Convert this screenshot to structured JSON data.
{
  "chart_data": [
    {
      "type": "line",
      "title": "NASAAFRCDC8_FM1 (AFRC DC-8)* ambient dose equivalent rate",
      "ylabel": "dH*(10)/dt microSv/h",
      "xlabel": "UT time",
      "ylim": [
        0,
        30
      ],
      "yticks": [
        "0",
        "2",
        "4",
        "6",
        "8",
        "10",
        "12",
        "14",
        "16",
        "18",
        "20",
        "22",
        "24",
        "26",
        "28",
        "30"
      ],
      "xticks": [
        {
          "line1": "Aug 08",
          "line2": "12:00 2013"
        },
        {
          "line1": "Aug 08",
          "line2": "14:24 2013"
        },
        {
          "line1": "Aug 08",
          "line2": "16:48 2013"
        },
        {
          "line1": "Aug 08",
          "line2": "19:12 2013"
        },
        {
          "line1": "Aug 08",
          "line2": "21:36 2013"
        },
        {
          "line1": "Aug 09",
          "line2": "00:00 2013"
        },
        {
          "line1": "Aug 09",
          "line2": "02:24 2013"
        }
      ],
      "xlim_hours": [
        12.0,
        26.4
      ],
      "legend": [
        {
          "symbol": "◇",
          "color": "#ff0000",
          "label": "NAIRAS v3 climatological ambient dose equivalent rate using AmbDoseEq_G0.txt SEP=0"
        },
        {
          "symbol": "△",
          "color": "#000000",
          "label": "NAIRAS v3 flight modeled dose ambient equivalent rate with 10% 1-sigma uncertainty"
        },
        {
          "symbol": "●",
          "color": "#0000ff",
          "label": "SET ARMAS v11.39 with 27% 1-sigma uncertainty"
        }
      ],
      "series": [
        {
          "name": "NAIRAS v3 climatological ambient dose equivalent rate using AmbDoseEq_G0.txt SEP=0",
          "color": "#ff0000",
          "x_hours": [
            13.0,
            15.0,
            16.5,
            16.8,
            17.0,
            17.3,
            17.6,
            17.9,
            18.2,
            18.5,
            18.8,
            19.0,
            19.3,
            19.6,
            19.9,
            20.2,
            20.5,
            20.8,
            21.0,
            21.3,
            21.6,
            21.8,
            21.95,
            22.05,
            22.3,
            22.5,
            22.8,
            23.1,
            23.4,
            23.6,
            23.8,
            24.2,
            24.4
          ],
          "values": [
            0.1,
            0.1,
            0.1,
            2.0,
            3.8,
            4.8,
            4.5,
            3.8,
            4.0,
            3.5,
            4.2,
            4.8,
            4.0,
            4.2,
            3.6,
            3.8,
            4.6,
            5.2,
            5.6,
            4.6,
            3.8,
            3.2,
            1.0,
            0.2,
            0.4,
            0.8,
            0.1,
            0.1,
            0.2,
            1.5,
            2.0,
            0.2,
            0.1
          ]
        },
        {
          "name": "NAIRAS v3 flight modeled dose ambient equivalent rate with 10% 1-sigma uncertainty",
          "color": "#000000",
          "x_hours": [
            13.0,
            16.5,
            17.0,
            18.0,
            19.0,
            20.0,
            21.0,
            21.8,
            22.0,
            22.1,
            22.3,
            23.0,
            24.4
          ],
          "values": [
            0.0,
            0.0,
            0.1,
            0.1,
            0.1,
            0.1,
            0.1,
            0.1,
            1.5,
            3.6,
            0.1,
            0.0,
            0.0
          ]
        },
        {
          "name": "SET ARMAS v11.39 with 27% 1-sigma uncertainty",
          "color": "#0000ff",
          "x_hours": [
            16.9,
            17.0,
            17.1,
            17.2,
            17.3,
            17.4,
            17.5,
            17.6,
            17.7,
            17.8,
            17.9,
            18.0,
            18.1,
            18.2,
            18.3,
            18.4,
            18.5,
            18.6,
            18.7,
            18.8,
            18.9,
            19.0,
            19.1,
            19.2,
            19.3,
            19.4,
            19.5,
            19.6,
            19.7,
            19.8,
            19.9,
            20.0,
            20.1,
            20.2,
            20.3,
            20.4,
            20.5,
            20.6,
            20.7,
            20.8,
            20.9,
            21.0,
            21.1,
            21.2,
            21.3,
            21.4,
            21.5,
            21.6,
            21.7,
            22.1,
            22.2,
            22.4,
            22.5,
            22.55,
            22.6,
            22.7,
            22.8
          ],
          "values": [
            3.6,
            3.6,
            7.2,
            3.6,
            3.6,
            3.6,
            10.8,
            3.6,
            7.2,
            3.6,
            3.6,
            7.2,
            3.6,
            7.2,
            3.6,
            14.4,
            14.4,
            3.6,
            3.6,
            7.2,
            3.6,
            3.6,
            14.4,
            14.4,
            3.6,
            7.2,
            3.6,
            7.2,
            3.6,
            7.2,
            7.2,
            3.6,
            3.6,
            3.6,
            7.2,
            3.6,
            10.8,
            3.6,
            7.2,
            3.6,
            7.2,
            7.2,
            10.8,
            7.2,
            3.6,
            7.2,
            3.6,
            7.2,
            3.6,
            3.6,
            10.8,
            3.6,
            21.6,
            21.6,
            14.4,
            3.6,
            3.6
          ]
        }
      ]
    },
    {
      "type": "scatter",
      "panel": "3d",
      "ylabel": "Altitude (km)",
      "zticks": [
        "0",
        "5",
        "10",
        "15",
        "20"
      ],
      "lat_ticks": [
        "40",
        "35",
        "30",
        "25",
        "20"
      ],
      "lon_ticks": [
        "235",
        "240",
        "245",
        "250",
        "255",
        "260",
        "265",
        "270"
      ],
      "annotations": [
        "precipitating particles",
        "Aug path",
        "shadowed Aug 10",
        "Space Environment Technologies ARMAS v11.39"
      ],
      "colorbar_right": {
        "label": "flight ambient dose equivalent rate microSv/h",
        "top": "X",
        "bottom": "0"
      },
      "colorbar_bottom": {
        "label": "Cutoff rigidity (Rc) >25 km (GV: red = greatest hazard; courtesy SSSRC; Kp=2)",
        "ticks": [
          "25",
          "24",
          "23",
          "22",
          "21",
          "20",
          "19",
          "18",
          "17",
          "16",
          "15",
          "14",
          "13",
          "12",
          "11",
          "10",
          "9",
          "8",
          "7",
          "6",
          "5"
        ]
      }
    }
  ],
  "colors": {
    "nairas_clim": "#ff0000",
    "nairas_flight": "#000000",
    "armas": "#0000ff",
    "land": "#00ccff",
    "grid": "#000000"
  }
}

PROMPT — Repeat the material above in full, keeping every word.

THE COMPLETED TASK —
Convert this screenshot to structured JSON data.
{
  "chart_data": [
    {
      "type": "line",
      "title": "NASAAFRCDC8_FM1 (AFRC DC-8)* ambient dose equivalent rate",
      "ylabel": "dH*(10)/dt microSv/h",
      "xlabel": "UT time",
      "ylim": [
        0,
        30
      ],
      "yticks": [
        "0",
        "2",
        "4",
        "6",
        "8",
        "10",
        "12",
        "14",
        "16",
        "18",
        "20",
        "22",
        "24",
        "26",
        "28",
        "30"
      ],
      "xticks": [
        {
          "line1": "Aug 08",
          "line2": "12:00 2013"
        },
        {
          "line1": "Aug 08",
          "line2": "14:24 2013"
        },
        {
          "line1": "Aug 08",
          "line2": "16:48 2013"
        },
        {
          "line1": "Aug 08",
          "line2": "19:12 2013"
        },
        {
          "line1": "Aug 08",
          "line2": "21:36 2013"
        },
        {
          "line1": "Aug 09",
          "line2": "00:00 2013"
        },
        {
          "line1": "Aug 09",
          "line2": "02:24 2013"
        }
      ],
      "xlim_hours": [
        12.0,
        26.4
      ],
      "legend": [
        {
          "symbol": "◇",
          "color": "#ff0000",
          "label": "NAIRAS v3 climatological ambient dose equivalent rate using AmbDoseEq_G0.txt SEP=0"
        },
        {
          "symbol": "△",
          "color": "#000000",
          "label": "NAIRAS v3 flight modeled dose ambient equivalent rate with 10% 1-sigma uncertainty"
        },
        {
          "symbol": "●",
          "color": "#0000ff",
          "label": "SET ARMAS v11.39 with 27% 1-sigma uncertainty"
        }
      ],
      "series": [
        {
          "name": "NAIRAS v3 climatological ambient dose equivalent rate using AmbDoseEq_G0.txt SEP=0",
          "color": "#ff0000",
          "x_hours": [
            13.0,
            15.0,
            16.5,
            16.8,
            17.0,
            17.3,
            17.6,
            17.9,
            18.2,
            18.5,
            18.8,
            19.0,
            19.3,
            19.6,
            19.9,
            20.2,
            20.5,
            20.8,
            21.0,
            21.3,
            21.6,
            21.8,
            21.95,
            22.05,
            22.3,
            22.5,
            22.8,
            23.1,
            23.4,
            23.6,
            23.8,
            24.2,
            24.4
          ],
          "values": [
            0.1,
            0.1,
            0.1,
            2.0,
            3.8,
            4.8,
            4.5,
            3.8,
            4.0,
            3.5,
            4.2,
            4.8,
            4.0,
            4.2,
            3.6,
            3.8,
            4.6,
            5.2,
            5.6,
            4.6,
            3.8,
            3.2,
            1.0,
            0.2,
            0.4,
            0.8,
            0.1,
            0.1,
            0.2,
            1.5,
            2.0,
            0.2,
            0.1
          ]
        },
        {
          "name": "NAIRAS v3 flight modeled dose ambient equivalent rate with 10% 1-sigma uncertainty",
          "color": "#000000",
          "x_hours": [
            13.0,
            16.5,
            17.0,
            18.0,
            19.0,
            20.0,
            21.0,
            21.8,
            22.0,
            22.1,
            22.3,
            23.0,
            24.4
          ],
          "values": [
            0.0,
            0.0,
            0.1,
            0.1,
            0.1,
            0.1,
            0.1,
            0.1,
            1.5,
            3.6,
            0.1,
            0.0,
            0.0
          ]
        },
        {
          "name": "SET ARMAS v11.39 with 27% 1-sigma uncertainty",
          "color": "#0000ff",
          "x_hours": [
            16.9,
            17.0,
            17.1,
            17.2,
            17.3,
            17.4,
            17.5,
            17.6,
            17.7,
            17.8,
            17.9,
            18.0,
            18.1,
            18.2,
            18.3,
            18.4,
            18.5,
            18.6,
            18.7,
            18.8,
            18.9,
            19.0,
            19.1,
            19.2,
            19.3,
            19.4,
            19.5,
            19.6,
            19.7,
            19.8,
            19.9,
            20.0,
            20.1,
            20.2,
            20.3,
            20.4,
            20.5,
            20.6,
            20.7,
            20.8,
            20.9,
            21.0,
            21.1,
            21.2,
            21.3,
            21.4,
            21.5,
            21.6,
            21.7,
            22.1,
            22.2,
            22.4,
            22.5,
            22.55,
            22.6,
            22.7,
            22.8
          ],
          "values": [
            3.6,
            3.6,
            7.2,
            3.6,
            3.6,
            3.6,
            10.8,
            3.6,
            7.2,
            3.6,
            3.6,
            7.2,
            3.6,
            7.2,
            3.6,
            14.4,
            14.4,
            3.6,
            3.6,
            7.2,
            3.6,
            3.6,
            14.4,
            14.4,
            3.6,
            7.2,
            3.6,
            7.2,
            3.6,
            7.2,
            7.2,
            3.6,
            3.6,
            3.6,
            7.2,
            3.6,
            10.8,
            3.6,
            7.2,
            3.6,
            7.2,
            7.2,
            10.8,
            7.2,
            3.6,
            7.2,
            3.6,
            7.2,
            3.6,
            3.6,
            10.8,
            3.6,
            21.6,
            21.6,
            14.4,
            3.6,
            3.6
          ]
        }
      ]
    },
    {
      "type": "scatter",
      "panel": "3d",
      "ylabel": "Altitude (km)",
      "zticks": [
        "0",
        "5",
        "10",
        "15",
        "20"
      ],
      "lat_ticks": [
        "40",
        "35",
        "30",
        "25",
        "20"
      ],
      "lon_ticks": [
        "235",
        "240",
        "245",
        "250",
        "255",
        "260",
        "265",
        "270"
      ],
      "annotations": [
        "precipitating particles",
        "Aug path",
        "shadowed Aug 10",
        "Space Environment Technologies ARMAS v11.39"
      ],
      "colorbar_right": {
        "label": "flight ambient dose equivalent rate microSv/h",
        "top": "X",
        "bottom": "0"
      },
      "colorbar_bottom": {
        "label": "Cutoff rigidity (Rc) >25 km (GV: red = greatest hazard; courtesy SSSRC; Kp=2)",
        "ticks": [
          "25",
          "24",
          "23",
          "22",
          "21",
          "20",
          "19",
          "18",
          "17",
          "16",
          "15",
          "14",
          "13",
          "12",
          "11",
          "10",
          "9",
          "8",
          "7",
          "6",
          "5"
        ]
      }
    }
  ],
  "colors": {
    "nairas_clim": "#ff0000",
    "nairas_flight": "#000000",
    "armas": "#0000ff",
    "land": "#00ccff",
    "grid": "#000000"
  }
}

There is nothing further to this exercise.